▶ [To do]:
Repeat each line of the material below exactly as it appears, minus any pictures.

Records
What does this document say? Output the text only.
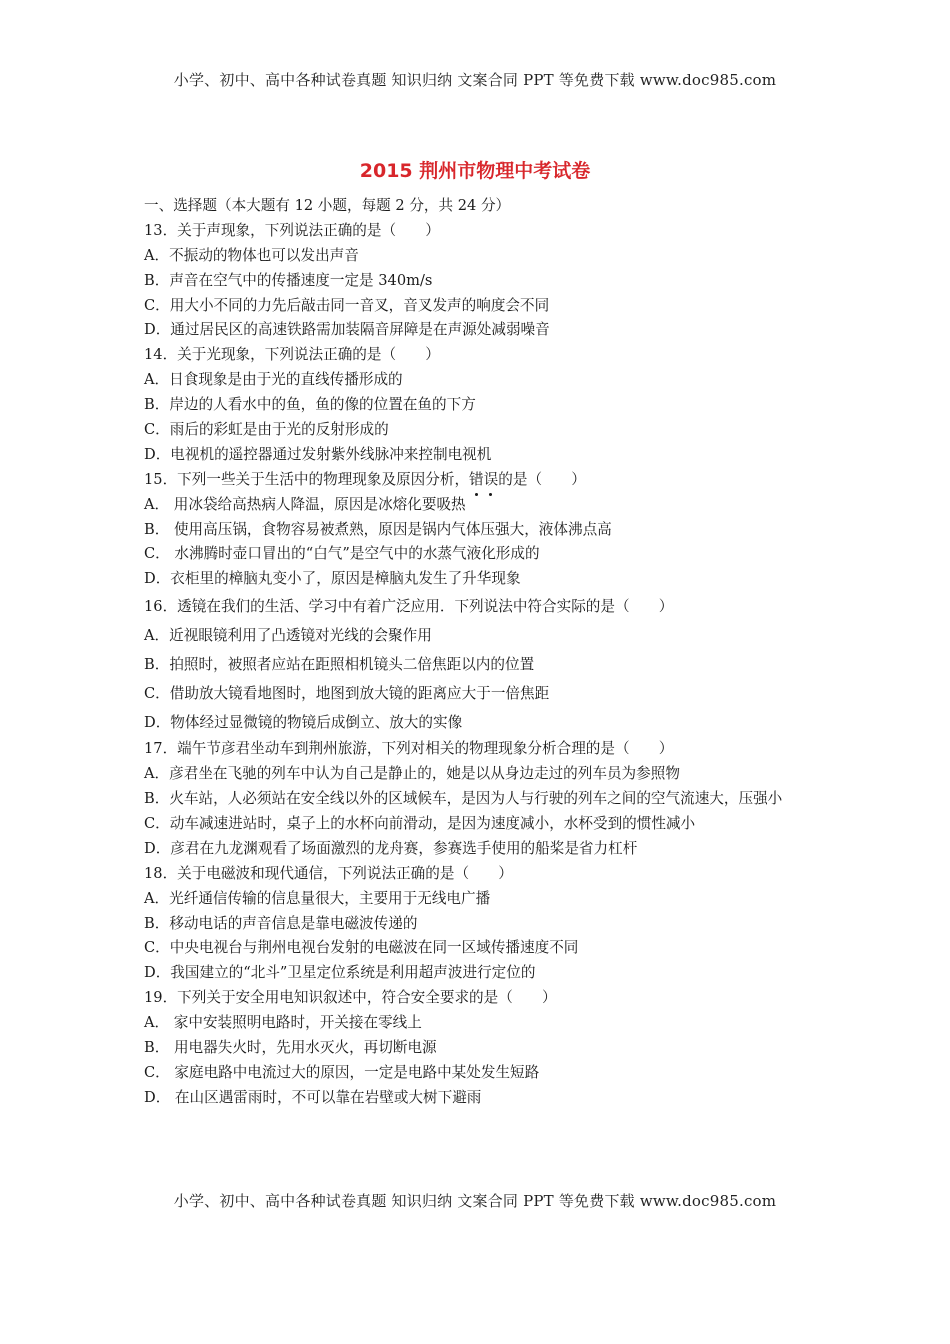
小学、初中、高中各种试卷真题 知识归纳 文案合同 PPT 等免费下载 www.doc985.com
2015 荆州市物理中考试卷
一、选择题（本大题有 12 小题，每题 2 分，共 24 分）
13．关于声现象，下列说法正确的是（　　）
A．不振动的物体也可以发出声音
B．声音在空气中的传播速度一定是 340m/s
C．用大小不同的力先后敲击同一音叉，音叉发声的响度会不同
D．通过居民区的高速铁路需加装隔音屏障是在声源处减弱噪音
14．关于光现象，下列说法正确的是（　　）
A．日食现象是由于光的直线传播形成的
B．岸边的人看水中的鱼，鱼的像的位置在鱼的下方
C．雨后的彩虹是由于光的反射形成的
D．电视机的遥控器通过发射紫外线脉冲来控制电视机
15．下列一些关于生活中的物理现象及原因分析，错误的是（　　）
A． 用冰袋给高热病人降温，原因是冰熔化要吸热
B． 使用高压锅，食物容易被煮熟，原因是锅内气体压强大，液体沸点高
C． 水沸腾时壶口冒出的“白气”是空气中的水蒸气液化形成的
D．衣柜里的樟脑丸变小了，原因是樟脑丸发生了升华现象
16．透镜在我们的生活、学习中有着广泛应用．下列说法中符合实际的是（　　）
A．近视眼镜利用了凸透镜对光线的会聚作用
B．拍照时，被照者应站在距照相机镜头二倍焦距以内的位置
C．借助放大镜看地图时，地图到放大镜的距离应大于一倍焦距
D．物体经过显微镜的物镜后成倒立、放大的实像
17．端午节彦君坐动车到荆州旅游，下列对相关的物理现象分析合理的是（　　）
A．彦君坐在飞驰的列车中认为自己是静止的，她是以从身边走过的列车员为参照物
B．火车站，人必须站在安全线以外的区域候车，是因为人与行驶的列车之间的空气流速大，压强小
C．动车减速进站时，桌子上的水杯向前滑动，是因为速度减小，水杯受到的惯性减小
D．彦君在九龙渊观看了场面激烈的龙舟赛，参赛选手使用的船桨是省力杠杆
18．关于电磁波和现代通信，下列说法正确的是（　　）
A．光纤通信传输的信息量很大，主要用于无线电广播
B．移动电话的声音信息是靠电磁波传递的
C．中央电视台与荆州电视台发射的电磁波在同一区域传播速度不同
D．我国建立的“北斗”卫星定位系统是利用超声波进行定位的
19．下列关于安全用电知识叙述中，符合安全要求的是（　　）
A． 家中安装照明电路时，开关接在零线上
B． 用电器失火时，先用水灭火，再切断电源
C． 家庭电路中电流过大的原因，一定是电路中某处发生短路
D． 在山区遇雷雨时，不可以靠在岩壁或大树下避雨
小学、初中、高中各种试卷真题 知识归纳 文案合同 PPT 等免费下载 www.doc985.com
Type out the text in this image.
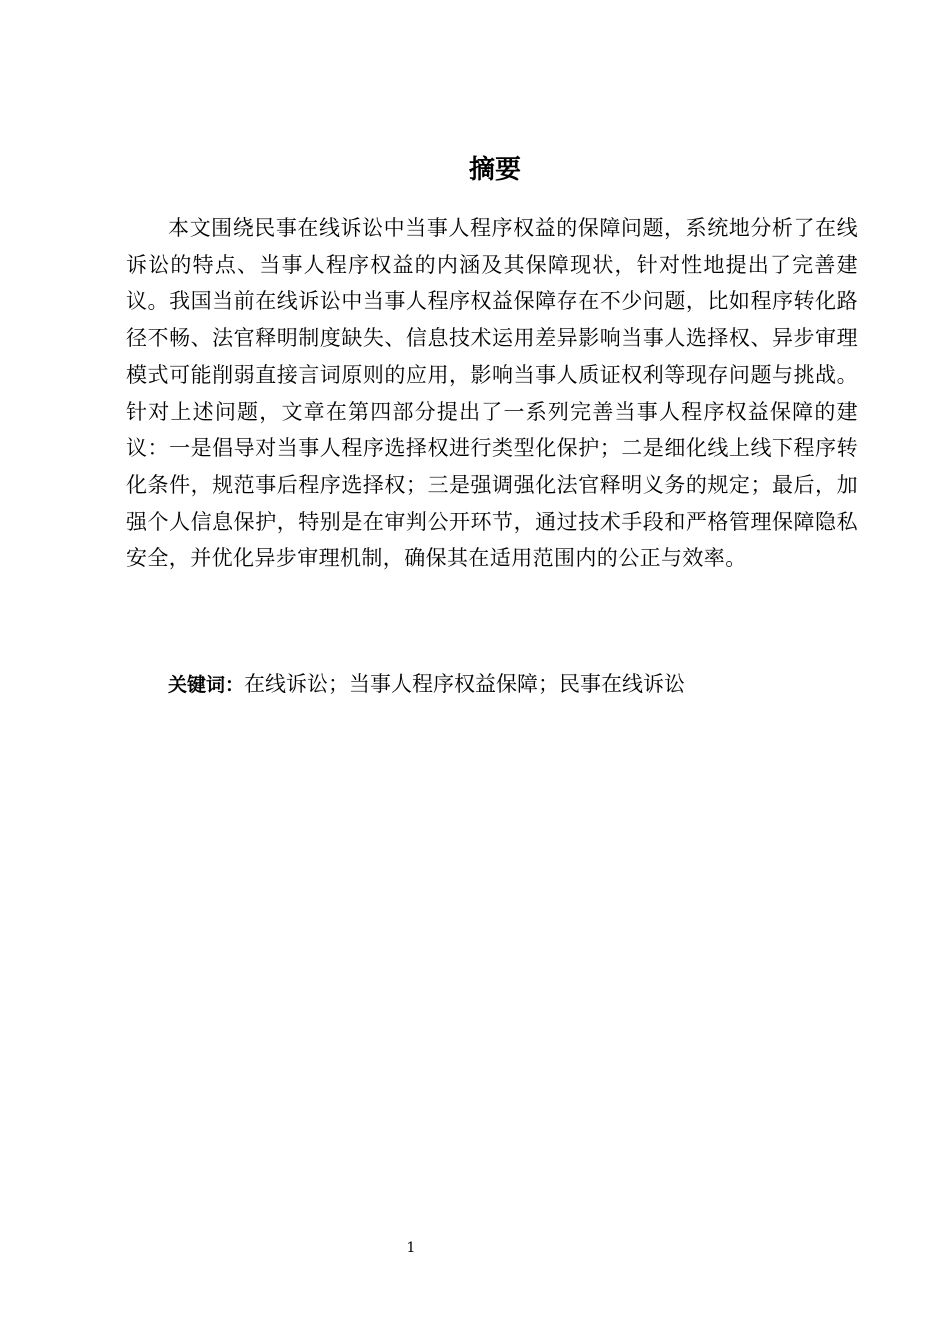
摘要

本文围绕民事在线诉讼中当事人程序权益的保障问题，系统地分析了在线诉讼的特点、当事人程序权益的内涵及其保障现状，针对性地提出了完善建议。我国当前在线诉讼中当事人程序权益保障存在不少问题，比如程序转化路径不畅、法官释明制度缺失、信息技术运用差异影响当事人选择权、异步审理模式可能削弱直接言词原则的应用，影响当事人质证权利等现存问题与挑战。针对上述问题，文章在第四部分提出了一系列完善当事人程序权益保障的建议：一是倡导对当事人程序选择权进行类型化保护；二是细化线上线下程序转化条件，规范事后程序选择权；三是强调强化法官释明义务的规定；最后，加强个人信息保护，特别是在审判公开环节，通过技术手段和严格管理保障隐私安全，并优化异步审理机制，确保其在适用范围内的公正与效率。

关键词：在线诉讼；当事人程序权益保障；民事在线诉讼
1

▶ [Solution to this exercise]:
What does this document say? Output the text only.
小学、初中、高中各种试卷真题 知识归纳 文案合同 PPT 等免费下载 www.doc985.com
2015 荆州市物理中考试卷
一、选择题（本大题有 12 小题，每题 2 分，共 24 分）
13．关于声现象，下列说法正确的是（　　）
A．不振动的物体也可以发出声音
B．声音在空气中的传播速度一定是 340m/s
C．用大小不同的力先后敲击同一音叉，音叉发声的响度会不同
D．通过居民区的高速铁路需加装隔音屏障是在声源处减弱噪音
14．关于光现象，下列说法正确的是（　　）
A．日食现象是由于光的直线传播形成的
B．岸边的人看水中的鱼，鱼的像的位置在鱼的下方
C．雨后的彩虹是由于光的反射形成的
D．电视机的遥控器通过发射紫外线脉冲来控制电视机
15．下列一些关于生活中的物理现象及原因分析，错误的是（　　）
A． 用冰袋给高热病人降温，原因是冰熔化要吸热
B． 使用高压锅，食物容易被煮熟，原因是锅内气体压强大，液体沸点高
C． 水沸腾时壶口冒出的“白气”是空气中的水蒸气液化形成的
D．衣柜里的樟脑丸变小了，原因是樟脑丸发生了升华现象
16．透镜在我们的生活、学习中有着广泛应用．下列说法中符合实际的是（　　）
A．近视眼镜利用了凸透镜对光线的会聚作用
B．拍照时，被照者应站在距照相机镜头二倍焦距以内的位置
C．借助放大镜看地图时，地图到放大镜的距离应大于一倍焦距
D．物体经过显微镜的物镜后成倒立、放大的实像
17．端午节彦君坐动车到荆州旅游，下列对相关的物理现象分析合理的是（　　）
A．彦君坐在飞驰的列车中认为自己是静止的，她是以从身边走过的列车员为参照物
B．火车站，人必须站在安全线以外的区域候车，是因为人与行驶的列车之间的空气流速大，压强小
C．动车减速进站时，桌子上的水杯向前滑动，是因为速度减小，水杯受到的惯性减小
D．彦君在九龙渊观看了场面激烈的龙舟赛，参赛选手使用的船桨是省力杠杆
18．关于电磁波和现代通信，下列说法正确的是（　　）
A．光纤通信传输的信息量很大，主要用于无线电广播
B．移动电话的声音信息是靠电磁波传递的
C．中央电视台与荆州电视台发射的电磁波在同一区域传播速度不同
D．我国建立的“北斗”卫星定位系统是利用超声波进行定位的
19．下列关于安全用电知识叙述中，符合安全要求的是（　　）
A． 家中安装照明电路时，开关接在零线上
B． 用电器失火时，先用水灭火，再切断电源
C． 家庭电路中电流过大的原因，一定是电路中某处发生短路
D． 在山区遇雷雨时，不可以靠在岩壁或大树下避雨
小学、初中、高中各种试卷真题 知识归纳 文案合同 PPT 等免费下载 www.doc985.com
Type out the text in this image.
摘要

本文围绕民事在线诉讼中当事人程序权益的保障问题，系统地分析了在线诉讼的特点、当事人程序权益的内涵及其保障现状，针对性地提出了完善建议。我国当前在线诉讼中当事人程序权益保障存在不少问题，比如程序转化路径不畅、法官释明制度缺失、信息技术运用差异影响当事人选择权、异步审理模式可能削弱直接言词原则的应用，影响当事人质证权利等现存问题与挑战。针对上述问题，文章在第四部分提出了一系列完善当事人程序权益保障的建议：一是倡导对当事人程序选择权进行类型化保护；二是细化线上线下程序转化条件，规范事后程序选择权；三是强调强化法官释明义务的规定；最后，加强个人信息保护，特别是在审判公开环节，通过技术手段和严格管理保障隐私安全，并优化异步审理机制，确保其在适用范围内的公正与效率。

关键词：在线诉讼；当事人程序权益保障；民事在线诉讼
1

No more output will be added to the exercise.